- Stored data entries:
________________________________________
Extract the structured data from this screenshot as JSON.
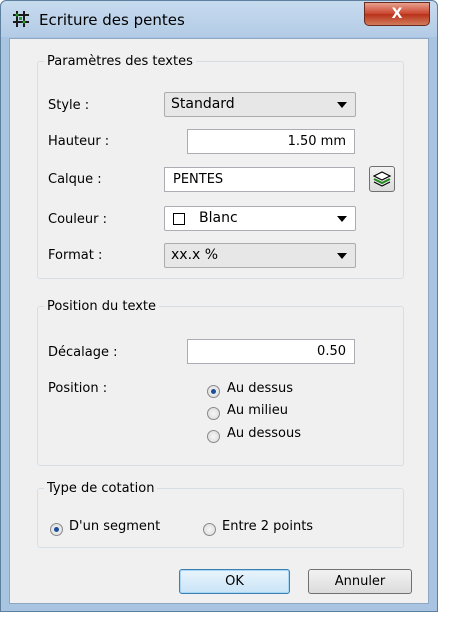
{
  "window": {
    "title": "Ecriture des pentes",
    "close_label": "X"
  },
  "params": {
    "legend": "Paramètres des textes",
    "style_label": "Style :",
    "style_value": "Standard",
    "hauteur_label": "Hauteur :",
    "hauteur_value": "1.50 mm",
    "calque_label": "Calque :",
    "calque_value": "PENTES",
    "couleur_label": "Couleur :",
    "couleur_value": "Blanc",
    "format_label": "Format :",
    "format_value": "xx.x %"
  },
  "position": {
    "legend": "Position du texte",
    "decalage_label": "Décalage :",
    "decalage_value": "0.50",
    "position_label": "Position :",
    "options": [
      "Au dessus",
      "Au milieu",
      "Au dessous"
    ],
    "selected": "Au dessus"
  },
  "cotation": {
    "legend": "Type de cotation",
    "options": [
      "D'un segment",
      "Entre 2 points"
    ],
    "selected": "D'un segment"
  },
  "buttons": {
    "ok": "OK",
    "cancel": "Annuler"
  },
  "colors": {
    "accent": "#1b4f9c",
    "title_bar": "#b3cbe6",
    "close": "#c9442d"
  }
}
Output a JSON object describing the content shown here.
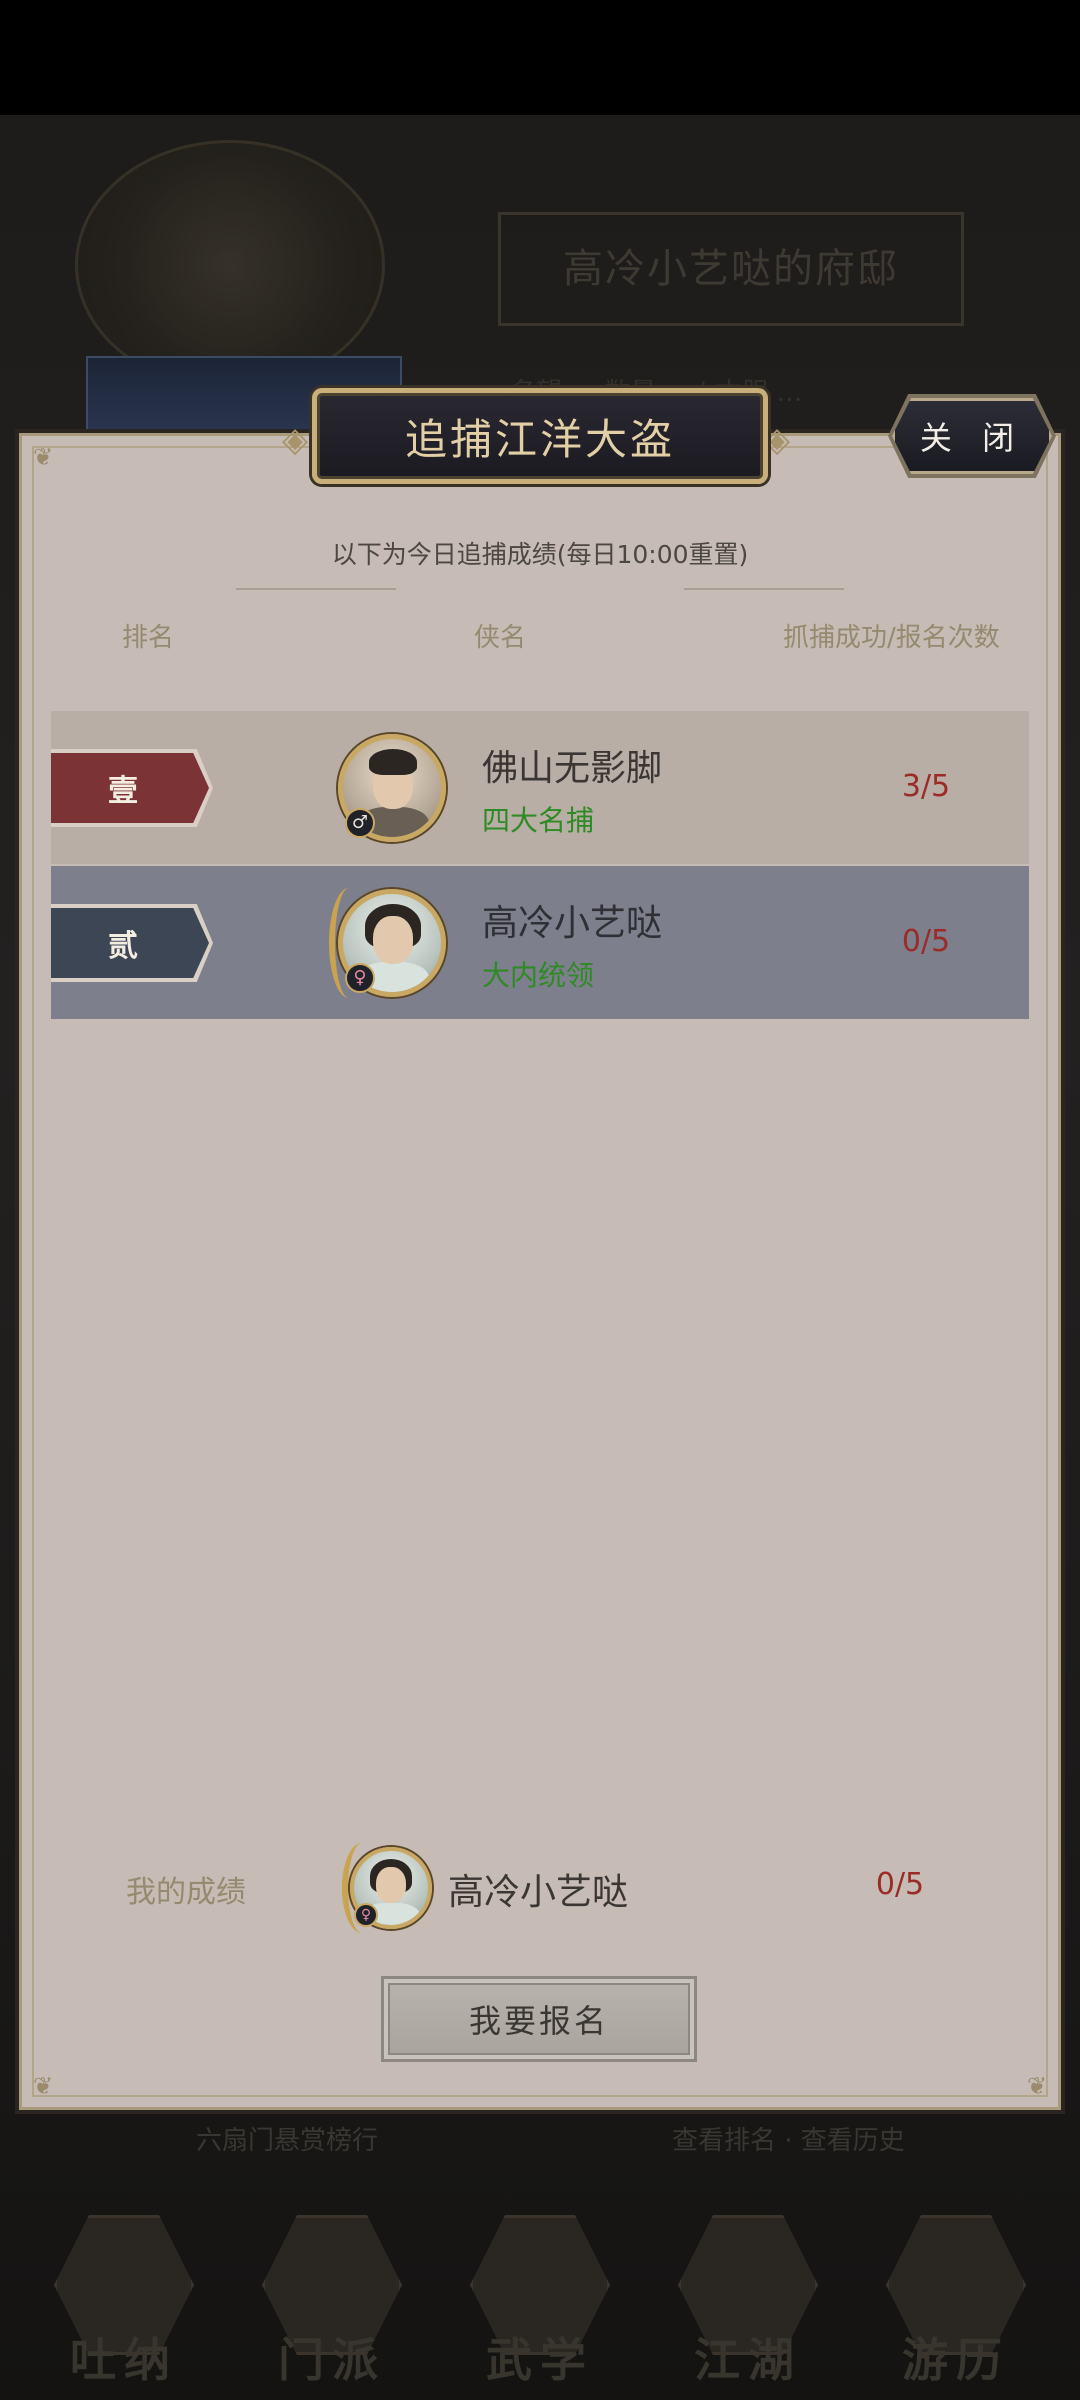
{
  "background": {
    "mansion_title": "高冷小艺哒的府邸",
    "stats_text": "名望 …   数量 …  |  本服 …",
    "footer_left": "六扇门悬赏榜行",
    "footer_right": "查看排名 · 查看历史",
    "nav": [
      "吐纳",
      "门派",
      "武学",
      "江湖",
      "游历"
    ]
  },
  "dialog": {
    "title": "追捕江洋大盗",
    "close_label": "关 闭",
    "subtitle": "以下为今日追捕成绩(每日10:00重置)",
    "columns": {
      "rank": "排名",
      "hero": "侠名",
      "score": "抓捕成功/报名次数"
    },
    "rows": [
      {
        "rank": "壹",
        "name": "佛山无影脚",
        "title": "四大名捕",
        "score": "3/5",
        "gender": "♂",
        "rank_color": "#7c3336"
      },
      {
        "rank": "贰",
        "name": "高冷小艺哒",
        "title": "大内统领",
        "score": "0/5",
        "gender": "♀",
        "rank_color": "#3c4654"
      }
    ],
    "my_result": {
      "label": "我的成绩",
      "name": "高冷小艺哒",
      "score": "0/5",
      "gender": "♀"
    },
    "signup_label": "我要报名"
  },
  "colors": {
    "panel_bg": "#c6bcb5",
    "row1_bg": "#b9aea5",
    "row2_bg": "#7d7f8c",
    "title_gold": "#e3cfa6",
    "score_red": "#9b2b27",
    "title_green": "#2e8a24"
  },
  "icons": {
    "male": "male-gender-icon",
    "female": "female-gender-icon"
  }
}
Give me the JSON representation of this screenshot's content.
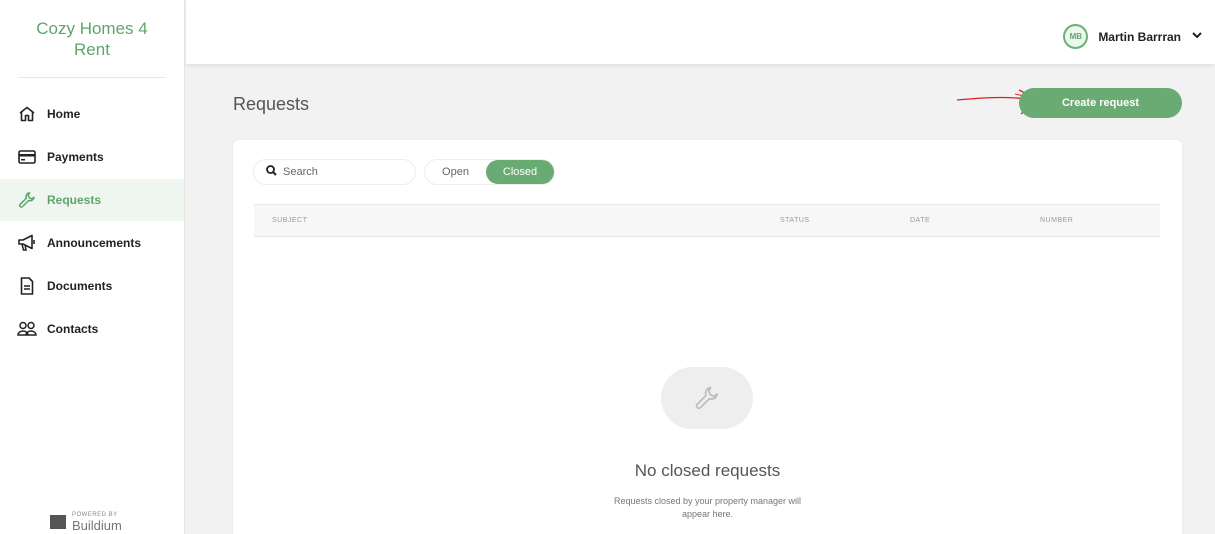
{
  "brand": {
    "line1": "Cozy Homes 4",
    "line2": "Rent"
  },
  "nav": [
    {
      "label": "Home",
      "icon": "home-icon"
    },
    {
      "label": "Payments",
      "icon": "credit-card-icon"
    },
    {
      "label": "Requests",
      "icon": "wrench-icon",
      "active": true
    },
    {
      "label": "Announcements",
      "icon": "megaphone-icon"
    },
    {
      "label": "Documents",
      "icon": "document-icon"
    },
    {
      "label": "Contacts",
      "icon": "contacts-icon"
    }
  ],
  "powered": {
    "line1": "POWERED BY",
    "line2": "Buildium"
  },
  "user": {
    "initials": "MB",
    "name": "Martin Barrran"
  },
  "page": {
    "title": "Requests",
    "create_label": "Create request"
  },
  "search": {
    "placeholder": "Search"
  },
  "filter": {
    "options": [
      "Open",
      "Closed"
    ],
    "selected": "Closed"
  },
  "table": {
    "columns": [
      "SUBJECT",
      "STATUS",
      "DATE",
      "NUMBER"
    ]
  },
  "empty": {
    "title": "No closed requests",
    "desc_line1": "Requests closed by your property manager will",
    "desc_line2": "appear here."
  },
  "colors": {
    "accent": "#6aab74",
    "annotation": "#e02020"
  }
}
________________________________________
Check each line of the records for the word "screenshot" and extract those that contain it.

Extract the structured data from this screenshot as JSON.
Give me the JSON representation of this screenshot's content.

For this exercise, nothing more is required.